### DIRECTIONS FOR THIS TASK
Your answer should be one number: how many lines of the data include the string "into"?

====== DATASET EXTRACT

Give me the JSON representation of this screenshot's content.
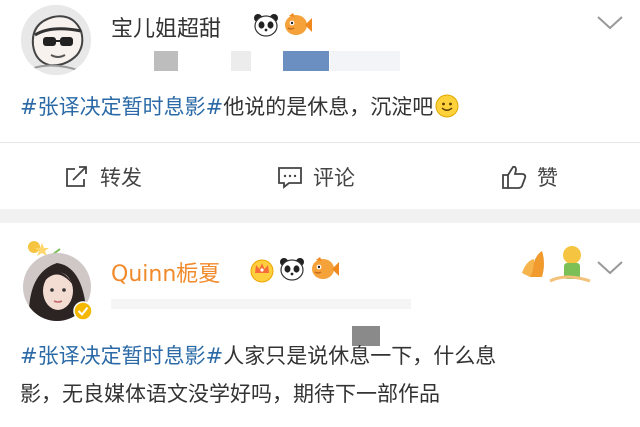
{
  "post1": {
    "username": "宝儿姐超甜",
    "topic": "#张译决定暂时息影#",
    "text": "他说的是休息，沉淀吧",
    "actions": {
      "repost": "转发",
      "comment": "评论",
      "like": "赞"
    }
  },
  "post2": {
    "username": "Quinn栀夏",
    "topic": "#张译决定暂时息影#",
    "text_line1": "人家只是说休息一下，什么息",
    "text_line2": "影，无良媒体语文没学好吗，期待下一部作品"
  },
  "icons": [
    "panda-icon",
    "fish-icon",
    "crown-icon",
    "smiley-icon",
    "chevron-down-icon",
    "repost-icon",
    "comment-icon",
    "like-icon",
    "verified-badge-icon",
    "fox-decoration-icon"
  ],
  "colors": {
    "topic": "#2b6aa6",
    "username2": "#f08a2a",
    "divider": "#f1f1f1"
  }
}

============
====== DATASET EXTRACT

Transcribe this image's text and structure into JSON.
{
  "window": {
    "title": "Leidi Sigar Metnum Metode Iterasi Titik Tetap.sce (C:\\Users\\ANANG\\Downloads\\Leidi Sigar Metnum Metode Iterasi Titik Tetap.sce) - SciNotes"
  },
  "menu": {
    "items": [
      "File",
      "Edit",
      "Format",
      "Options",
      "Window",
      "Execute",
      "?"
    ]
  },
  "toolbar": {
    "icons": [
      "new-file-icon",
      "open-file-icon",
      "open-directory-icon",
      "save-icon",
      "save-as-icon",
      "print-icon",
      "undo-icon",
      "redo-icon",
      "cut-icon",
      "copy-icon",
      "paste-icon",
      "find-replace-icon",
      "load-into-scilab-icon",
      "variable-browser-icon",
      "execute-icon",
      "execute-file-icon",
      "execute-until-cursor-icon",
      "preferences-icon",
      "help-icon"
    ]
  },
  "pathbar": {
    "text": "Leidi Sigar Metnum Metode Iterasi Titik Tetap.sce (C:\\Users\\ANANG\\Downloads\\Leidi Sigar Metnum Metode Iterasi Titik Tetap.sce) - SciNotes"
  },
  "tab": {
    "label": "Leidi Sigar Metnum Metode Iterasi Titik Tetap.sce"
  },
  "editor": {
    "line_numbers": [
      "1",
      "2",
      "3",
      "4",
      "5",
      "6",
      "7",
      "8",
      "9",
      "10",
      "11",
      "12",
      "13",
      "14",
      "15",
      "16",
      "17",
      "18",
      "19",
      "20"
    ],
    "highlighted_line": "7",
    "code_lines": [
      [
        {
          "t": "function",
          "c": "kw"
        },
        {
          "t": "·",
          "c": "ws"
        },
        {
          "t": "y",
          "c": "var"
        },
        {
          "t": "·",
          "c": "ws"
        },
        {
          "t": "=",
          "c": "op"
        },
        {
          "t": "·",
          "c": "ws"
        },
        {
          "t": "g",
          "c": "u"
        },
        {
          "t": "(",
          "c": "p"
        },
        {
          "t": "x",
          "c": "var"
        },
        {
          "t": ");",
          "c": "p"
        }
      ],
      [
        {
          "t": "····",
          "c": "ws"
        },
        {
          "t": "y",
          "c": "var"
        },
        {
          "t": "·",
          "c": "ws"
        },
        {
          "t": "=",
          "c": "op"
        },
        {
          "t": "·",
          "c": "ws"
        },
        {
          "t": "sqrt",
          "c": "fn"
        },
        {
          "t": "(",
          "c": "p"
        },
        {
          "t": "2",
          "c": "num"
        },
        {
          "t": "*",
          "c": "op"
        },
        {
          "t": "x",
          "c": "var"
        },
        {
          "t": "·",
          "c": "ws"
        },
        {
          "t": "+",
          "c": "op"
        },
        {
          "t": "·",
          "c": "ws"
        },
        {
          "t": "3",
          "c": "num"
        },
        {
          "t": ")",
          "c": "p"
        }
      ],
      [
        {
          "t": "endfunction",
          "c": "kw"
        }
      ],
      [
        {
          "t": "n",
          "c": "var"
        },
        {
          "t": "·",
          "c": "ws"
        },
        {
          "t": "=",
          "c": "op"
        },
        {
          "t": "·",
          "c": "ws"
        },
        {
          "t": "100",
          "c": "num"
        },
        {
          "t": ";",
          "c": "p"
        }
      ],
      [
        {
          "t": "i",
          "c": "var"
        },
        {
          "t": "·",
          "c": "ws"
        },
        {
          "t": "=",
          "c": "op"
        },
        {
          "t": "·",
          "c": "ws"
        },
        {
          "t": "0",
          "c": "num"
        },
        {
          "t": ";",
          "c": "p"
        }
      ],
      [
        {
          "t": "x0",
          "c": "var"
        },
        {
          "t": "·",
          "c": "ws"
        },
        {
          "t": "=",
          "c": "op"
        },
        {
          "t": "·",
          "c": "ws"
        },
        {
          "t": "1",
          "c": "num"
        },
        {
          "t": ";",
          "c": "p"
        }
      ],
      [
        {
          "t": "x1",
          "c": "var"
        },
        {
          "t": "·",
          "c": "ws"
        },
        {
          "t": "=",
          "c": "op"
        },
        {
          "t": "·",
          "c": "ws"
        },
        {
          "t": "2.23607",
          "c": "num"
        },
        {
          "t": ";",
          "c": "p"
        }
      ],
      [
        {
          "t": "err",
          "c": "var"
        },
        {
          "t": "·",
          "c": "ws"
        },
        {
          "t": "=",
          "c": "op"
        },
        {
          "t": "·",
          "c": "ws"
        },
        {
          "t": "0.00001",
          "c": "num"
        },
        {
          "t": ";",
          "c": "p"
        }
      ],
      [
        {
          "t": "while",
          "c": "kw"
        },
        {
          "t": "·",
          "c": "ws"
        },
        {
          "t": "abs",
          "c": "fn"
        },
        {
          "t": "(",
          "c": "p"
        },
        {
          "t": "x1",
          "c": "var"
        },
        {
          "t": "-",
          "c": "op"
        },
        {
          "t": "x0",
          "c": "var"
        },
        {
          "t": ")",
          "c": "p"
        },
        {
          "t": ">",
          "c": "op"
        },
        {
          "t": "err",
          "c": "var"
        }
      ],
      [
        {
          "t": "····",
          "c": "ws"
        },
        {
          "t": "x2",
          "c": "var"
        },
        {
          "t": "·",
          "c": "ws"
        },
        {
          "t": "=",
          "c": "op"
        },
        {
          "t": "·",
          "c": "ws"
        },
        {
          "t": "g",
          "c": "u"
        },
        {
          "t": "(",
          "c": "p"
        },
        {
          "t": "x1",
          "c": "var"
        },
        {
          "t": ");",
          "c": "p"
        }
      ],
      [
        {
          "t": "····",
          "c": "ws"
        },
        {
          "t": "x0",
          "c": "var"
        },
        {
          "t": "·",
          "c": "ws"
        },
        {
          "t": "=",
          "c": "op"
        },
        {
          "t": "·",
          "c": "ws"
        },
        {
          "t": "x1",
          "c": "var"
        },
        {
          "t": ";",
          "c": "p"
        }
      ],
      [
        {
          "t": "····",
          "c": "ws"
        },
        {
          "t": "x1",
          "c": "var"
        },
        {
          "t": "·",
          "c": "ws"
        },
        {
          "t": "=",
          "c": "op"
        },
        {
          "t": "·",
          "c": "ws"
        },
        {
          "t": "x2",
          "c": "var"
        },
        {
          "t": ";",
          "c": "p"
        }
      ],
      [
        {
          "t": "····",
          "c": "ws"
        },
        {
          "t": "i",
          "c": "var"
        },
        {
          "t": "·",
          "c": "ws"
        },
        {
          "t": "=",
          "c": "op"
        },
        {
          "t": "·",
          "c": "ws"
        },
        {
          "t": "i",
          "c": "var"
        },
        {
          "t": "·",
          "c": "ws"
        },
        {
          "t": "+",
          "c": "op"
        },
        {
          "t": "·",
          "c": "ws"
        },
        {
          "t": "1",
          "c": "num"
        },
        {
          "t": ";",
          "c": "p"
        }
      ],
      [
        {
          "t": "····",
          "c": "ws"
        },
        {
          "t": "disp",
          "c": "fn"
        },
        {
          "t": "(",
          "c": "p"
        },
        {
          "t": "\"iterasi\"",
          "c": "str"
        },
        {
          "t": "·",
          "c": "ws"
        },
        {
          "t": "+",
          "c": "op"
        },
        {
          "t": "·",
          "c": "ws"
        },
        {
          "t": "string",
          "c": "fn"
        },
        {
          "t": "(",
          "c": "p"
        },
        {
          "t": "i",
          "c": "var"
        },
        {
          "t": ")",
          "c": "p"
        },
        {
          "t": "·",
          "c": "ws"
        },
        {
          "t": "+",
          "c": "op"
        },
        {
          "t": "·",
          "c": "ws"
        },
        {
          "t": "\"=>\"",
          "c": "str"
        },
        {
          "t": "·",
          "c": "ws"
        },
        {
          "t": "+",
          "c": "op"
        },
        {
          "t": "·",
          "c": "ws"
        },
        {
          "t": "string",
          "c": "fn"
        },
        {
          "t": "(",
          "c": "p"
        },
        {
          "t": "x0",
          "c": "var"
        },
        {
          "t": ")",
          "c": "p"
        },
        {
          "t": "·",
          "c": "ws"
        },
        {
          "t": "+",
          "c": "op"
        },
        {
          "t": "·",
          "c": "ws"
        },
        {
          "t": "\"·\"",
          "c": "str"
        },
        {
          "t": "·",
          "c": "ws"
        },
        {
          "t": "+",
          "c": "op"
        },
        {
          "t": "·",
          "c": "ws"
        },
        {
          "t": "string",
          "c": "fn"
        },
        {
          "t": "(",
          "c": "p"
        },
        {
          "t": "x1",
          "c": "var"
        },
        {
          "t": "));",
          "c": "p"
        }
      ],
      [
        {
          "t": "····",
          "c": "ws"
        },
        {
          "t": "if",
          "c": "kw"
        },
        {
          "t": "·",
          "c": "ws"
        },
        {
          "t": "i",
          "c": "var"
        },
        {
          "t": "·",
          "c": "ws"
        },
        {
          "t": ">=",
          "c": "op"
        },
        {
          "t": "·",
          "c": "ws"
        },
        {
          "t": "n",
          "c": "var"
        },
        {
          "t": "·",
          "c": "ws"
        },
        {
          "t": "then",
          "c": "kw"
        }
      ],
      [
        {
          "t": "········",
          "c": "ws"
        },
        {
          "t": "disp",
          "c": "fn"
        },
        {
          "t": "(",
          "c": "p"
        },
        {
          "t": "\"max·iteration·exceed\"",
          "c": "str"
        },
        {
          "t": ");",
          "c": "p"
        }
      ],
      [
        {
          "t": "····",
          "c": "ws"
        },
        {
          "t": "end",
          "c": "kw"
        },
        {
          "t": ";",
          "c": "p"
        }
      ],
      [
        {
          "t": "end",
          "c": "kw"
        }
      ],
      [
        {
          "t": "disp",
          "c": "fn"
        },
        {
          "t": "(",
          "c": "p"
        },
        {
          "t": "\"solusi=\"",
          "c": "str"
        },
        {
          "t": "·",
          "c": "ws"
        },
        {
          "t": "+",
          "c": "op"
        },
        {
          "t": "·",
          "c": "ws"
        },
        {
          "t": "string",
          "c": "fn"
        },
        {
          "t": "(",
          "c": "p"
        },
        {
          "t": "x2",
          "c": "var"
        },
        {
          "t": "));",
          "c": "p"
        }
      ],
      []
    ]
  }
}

============

### SOLUTION FOR THIS TASK
2